**Your instructions:** Copy every line that contains the string "path" from the entries below.

**Material provided:**
++++

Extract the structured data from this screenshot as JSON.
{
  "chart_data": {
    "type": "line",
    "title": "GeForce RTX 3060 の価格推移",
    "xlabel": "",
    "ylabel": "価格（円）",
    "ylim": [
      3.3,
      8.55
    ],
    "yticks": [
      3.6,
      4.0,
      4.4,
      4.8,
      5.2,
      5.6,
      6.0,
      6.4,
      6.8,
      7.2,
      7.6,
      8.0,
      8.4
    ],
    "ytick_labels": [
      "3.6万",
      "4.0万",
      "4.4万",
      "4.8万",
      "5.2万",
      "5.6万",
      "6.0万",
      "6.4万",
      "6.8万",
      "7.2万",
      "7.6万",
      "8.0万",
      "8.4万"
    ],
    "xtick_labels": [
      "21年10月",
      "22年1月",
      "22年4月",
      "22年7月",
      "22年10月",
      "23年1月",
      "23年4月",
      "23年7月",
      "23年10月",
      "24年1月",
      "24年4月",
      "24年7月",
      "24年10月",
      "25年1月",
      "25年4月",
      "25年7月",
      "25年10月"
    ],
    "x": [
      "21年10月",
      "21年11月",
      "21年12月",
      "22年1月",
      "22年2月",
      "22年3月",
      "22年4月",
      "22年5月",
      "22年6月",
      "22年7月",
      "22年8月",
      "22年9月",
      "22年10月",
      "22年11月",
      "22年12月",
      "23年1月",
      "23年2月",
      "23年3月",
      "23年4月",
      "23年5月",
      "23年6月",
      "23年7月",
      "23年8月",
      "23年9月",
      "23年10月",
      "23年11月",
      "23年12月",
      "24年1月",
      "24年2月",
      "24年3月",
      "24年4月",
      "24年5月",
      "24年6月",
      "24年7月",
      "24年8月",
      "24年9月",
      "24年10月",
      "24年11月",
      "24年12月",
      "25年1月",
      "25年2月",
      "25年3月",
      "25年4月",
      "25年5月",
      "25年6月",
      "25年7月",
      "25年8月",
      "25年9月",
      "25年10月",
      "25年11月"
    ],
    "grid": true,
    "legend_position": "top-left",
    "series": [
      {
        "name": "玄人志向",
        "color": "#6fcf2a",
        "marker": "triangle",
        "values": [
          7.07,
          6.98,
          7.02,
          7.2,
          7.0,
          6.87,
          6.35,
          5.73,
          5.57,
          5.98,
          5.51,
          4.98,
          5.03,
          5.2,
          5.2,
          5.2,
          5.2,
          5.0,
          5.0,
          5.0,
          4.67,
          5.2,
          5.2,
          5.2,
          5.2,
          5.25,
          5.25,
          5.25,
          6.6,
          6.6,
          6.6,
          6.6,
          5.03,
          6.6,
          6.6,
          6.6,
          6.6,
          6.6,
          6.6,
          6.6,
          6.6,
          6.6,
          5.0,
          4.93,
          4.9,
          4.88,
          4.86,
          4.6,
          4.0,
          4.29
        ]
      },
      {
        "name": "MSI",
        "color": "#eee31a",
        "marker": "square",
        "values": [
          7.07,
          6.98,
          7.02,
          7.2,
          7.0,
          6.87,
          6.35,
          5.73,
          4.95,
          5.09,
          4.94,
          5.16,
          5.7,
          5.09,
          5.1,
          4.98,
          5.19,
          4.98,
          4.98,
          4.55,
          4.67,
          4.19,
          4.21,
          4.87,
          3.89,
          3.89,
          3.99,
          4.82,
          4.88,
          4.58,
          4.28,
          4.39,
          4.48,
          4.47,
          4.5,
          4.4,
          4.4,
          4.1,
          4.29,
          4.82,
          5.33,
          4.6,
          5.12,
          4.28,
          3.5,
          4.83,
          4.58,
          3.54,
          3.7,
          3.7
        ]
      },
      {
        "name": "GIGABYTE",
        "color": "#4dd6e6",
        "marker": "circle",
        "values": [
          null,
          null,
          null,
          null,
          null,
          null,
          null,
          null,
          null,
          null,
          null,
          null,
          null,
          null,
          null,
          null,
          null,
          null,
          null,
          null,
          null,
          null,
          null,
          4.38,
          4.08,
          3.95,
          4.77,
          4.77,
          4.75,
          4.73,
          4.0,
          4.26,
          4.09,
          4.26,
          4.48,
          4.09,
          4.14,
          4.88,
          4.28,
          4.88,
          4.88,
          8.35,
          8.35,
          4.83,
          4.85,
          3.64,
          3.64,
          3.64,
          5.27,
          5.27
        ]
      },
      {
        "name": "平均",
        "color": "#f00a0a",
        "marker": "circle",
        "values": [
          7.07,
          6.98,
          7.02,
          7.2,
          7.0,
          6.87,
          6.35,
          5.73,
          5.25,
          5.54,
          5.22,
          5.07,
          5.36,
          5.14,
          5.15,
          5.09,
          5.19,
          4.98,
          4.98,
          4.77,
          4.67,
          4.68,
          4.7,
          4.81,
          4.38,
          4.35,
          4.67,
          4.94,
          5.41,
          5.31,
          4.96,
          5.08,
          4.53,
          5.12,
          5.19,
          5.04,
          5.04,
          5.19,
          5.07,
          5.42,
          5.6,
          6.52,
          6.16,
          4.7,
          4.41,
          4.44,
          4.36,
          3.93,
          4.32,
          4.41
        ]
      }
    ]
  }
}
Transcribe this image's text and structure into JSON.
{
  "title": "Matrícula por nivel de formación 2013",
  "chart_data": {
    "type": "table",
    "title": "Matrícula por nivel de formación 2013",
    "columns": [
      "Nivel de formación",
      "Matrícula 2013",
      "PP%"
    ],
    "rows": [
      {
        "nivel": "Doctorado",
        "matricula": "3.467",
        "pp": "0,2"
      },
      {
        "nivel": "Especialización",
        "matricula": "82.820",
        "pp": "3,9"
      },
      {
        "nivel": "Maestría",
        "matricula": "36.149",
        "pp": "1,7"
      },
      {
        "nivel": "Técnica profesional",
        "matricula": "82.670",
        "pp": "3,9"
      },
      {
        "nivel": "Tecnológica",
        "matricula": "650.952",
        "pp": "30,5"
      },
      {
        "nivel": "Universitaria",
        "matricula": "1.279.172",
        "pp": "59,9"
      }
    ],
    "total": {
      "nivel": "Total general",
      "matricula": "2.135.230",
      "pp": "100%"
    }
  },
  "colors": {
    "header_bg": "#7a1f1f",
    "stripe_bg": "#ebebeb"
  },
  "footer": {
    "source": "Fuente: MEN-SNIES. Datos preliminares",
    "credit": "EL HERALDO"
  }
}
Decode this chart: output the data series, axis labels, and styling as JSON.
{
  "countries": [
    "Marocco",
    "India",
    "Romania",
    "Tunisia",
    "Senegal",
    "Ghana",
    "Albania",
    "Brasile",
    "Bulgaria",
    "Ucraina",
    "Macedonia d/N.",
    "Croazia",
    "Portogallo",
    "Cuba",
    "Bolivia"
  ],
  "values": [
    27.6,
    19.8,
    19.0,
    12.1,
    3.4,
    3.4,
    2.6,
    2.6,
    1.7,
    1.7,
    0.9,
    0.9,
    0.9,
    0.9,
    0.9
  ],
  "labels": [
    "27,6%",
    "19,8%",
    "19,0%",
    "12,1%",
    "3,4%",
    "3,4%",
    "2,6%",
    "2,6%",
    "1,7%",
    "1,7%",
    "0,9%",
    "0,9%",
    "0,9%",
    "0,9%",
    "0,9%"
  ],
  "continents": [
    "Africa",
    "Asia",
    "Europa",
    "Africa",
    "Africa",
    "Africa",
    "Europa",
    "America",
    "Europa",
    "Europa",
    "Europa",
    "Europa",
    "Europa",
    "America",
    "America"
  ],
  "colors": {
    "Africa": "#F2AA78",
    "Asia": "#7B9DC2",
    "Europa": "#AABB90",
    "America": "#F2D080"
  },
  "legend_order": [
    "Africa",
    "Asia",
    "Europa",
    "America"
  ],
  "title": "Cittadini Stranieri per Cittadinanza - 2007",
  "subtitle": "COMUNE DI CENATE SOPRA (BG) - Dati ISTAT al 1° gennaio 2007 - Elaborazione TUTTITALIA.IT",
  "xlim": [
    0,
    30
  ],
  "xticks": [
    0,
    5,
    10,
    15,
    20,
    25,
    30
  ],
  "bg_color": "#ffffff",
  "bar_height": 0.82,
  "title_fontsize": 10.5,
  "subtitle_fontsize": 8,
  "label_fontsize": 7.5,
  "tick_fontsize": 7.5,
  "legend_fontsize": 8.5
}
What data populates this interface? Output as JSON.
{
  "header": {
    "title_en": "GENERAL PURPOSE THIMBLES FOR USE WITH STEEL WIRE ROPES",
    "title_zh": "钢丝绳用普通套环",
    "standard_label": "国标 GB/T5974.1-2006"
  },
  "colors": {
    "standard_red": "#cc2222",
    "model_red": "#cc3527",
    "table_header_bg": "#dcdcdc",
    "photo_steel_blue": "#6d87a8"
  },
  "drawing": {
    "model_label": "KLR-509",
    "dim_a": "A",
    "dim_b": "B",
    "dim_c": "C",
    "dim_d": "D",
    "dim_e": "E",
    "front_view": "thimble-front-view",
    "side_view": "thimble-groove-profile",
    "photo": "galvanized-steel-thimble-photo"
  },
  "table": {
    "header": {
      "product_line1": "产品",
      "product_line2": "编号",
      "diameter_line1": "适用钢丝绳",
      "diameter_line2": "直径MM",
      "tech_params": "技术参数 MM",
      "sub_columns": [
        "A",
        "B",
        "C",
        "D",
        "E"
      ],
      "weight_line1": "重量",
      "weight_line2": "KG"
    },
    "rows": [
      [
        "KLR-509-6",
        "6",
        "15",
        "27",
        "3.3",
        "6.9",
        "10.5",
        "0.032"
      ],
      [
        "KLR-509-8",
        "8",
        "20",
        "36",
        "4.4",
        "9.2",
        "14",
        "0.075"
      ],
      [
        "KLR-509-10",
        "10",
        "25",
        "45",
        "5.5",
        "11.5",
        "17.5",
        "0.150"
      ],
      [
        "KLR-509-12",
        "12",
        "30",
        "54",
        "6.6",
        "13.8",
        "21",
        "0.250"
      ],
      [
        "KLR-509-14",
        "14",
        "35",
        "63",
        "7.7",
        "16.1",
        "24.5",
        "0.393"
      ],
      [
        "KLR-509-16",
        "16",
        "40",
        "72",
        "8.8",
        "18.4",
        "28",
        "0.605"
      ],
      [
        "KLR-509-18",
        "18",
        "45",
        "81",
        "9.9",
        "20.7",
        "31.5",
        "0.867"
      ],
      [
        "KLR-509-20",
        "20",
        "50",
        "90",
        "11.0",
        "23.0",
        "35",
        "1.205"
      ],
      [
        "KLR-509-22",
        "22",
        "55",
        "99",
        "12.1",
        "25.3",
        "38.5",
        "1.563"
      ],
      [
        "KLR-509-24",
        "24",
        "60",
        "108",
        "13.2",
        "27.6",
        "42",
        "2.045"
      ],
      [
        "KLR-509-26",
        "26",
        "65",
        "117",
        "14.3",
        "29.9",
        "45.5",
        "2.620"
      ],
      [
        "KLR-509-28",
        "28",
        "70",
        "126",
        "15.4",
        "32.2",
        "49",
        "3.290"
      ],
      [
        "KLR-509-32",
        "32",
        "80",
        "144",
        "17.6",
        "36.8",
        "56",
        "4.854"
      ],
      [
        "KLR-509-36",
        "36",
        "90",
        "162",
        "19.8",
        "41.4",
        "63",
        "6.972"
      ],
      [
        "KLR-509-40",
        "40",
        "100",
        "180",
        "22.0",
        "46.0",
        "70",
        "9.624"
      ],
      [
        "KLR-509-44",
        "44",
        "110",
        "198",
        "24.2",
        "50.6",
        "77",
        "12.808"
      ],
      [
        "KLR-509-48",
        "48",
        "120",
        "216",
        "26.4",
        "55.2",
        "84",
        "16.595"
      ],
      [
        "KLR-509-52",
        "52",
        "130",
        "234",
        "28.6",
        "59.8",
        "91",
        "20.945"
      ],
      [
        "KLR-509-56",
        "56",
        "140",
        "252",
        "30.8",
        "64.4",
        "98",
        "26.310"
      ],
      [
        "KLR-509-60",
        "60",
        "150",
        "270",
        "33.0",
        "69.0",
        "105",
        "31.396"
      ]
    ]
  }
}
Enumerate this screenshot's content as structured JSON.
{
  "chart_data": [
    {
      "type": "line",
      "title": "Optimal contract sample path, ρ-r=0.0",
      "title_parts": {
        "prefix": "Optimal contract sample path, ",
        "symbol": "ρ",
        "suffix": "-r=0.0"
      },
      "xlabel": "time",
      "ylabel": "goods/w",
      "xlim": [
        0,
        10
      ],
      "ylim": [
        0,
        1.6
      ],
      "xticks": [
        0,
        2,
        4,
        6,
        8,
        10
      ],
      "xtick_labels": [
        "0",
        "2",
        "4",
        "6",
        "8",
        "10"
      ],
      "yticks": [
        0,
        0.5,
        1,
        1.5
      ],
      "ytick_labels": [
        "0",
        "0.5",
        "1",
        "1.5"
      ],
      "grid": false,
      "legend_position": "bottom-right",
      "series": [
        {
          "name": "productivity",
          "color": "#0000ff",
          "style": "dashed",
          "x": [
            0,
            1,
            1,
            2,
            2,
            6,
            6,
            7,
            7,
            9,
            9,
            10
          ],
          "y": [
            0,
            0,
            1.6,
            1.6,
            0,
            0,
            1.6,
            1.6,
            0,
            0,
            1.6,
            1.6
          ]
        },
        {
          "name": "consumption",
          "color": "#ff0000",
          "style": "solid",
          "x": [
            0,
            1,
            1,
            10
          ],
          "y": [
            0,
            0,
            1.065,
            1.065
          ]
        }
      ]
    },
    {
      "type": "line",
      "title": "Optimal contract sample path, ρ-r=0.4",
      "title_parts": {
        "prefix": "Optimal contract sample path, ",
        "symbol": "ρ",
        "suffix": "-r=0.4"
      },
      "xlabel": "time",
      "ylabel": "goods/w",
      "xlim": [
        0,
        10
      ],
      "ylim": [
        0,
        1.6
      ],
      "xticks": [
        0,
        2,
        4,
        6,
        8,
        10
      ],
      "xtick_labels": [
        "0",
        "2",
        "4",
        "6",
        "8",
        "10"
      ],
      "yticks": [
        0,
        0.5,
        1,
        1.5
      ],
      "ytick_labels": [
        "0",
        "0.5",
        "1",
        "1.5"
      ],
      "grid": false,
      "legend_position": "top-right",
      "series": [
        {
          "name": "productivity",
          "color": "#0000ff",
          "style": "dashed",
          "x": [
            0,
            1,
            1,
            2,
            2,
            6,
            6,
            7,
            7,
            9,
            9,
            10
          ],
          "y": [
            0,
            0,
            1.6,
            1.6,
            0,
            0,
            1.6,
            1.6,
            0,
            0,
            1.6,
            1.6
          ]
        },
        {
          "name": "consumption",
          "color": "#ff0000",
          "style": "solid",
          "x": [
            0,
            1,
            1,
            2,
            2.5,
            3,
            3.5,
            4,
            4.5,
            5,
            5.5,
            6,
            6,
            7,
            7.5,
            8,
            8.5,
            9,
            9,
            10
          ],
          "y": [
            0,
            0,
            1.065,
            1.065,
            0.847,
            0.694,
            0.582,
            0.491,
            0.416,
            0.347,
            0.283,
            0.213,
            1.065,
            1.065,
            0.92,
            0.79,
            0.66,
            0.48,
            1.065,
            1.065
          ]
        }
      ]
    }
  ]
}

++++

**Exercise answer:**
      "title": "Optimal contract sample path, ρ-r=0.0",
        "prefix": "Optimal contract sample path, ",
      "title": "Optimal contract sample path, ρ-r=0.4",
        "prefix": "Optimal contract sample path, ",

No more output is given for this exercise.